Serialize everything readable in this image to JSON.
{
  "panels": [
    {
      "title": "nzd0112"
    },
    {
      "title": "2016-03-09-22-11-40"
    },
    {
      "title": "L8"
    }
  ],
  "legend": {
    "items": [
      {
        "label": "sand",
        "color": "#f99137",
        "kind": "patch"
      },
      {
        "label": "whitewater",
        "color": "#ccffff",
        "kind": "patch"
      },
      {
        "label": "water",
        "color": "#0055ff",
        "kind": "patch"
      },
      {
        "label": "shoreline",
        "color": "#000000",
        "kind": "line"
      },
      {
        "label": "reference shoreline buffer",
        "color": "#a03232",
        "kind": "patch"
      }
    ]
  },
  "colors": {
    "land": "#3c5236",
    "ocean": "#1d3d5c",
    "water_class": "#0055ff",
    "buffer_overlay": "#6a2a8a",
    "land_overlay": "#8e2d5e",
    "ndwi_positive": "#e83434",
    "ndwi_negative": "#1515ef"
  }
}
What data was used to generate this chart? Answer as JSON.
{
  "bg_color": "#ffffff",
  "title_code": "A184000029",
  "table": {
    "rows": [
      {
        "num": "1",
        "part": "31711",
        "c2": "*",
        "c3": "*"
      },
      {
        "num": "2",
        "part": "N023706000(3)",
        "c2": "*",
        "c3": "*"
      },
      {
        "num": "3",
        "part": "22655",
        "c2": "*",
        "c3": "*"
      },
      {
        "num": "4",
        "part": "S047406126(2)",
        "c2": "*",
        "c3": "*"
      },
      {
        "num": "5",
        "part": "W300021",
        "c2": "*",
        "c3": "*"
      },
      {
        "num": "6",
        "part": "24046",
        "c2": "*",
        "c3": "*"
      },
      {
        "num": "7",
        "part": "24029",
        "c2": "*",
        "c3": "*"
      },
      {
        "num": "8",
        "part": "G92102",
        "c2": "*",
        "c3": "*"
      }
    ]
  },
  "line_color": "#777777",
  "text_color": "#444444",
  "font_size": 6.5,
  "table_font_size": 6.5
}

========================

> **TASK INSTRUCTIONS**
Please copy out each record, character for character.

> **EXERCISE ANSWER**
Serialize everything readable in this image to JSON.
{
  "panels": [
    {
      "title": "nzd0112"
    },
    {
      "title": "2016-03-09-22-11-40"
    },
    {
      "title": "L8"
    }
  ],
  "legend": {
    "items": [
      {
        "label": "sand",
        "color": "#f99137",
        "kind": "patch"
      },
      {
        "label": "whitewater",
        "color": "#ccffff",
        "kind": "patch"
      },
      {
        "label": "water",
        "color": "#0055ff",
        "kind": "patch"
      },
      {
        "label": "shoreline",
        "color": "#000000",
        "kind": "line"
      },
      {
        "label": "reference shoreline buffer",
        "color": "#a03232",
        "kind": "patch"
      }
    ]
  },
  "colors": {
    "land": "#3c5236",
    "ocean": "#1d3d5c",
    "water_class": "#0055ff",
    "buffer_overlay": "#6a2a8a",
    "land_overlay": "#8e2d5e",
    "ndwi_positive": "#e83434",
    "ndwi_negative": "#1515ef"
  }
}
What data was used to generate this chart? Answer as JSON.
{
  "bg_color": "#ffffff",
  "title_code": "A184000029",
  "table": {
    "rows": [
      {
        "num": "1",
        "part": "31711",
        "c2": "*",
        "c3": "*"
      },
      {
        "num": "2",
        "part": "N023706000(3)",
        "c2": "*",
        "c3": "*"
      },
      {
        "num": "3",
        "part": "22655",
        "c2": "*",
        "c3": "*"
      },
      {
        "num": "4",
        "part": "S047406126(2)",
        "c2": "*",
        "c3": "*"
      },
      {
        "num": "5",
        "part": "W300021",
        "c2": "*",
        "c3": "*"
      },
      {
        "num": "6",
        "part": "24046",
        "c2": "*",
        "c3": "*"
      },
      {
        "num": "7",
        "part": "24029",
        "c2": "*",
        "c3": "*"
      },
      {
        "num": "8",
        "part": "G92102",
        "c2": "*",
        "c3": "*"
      }
    ]
  },
  "line_color": "#777777",
  "text_color": "#444444",
  "font_size": 6.5,
  "table_font_size": 6.5
}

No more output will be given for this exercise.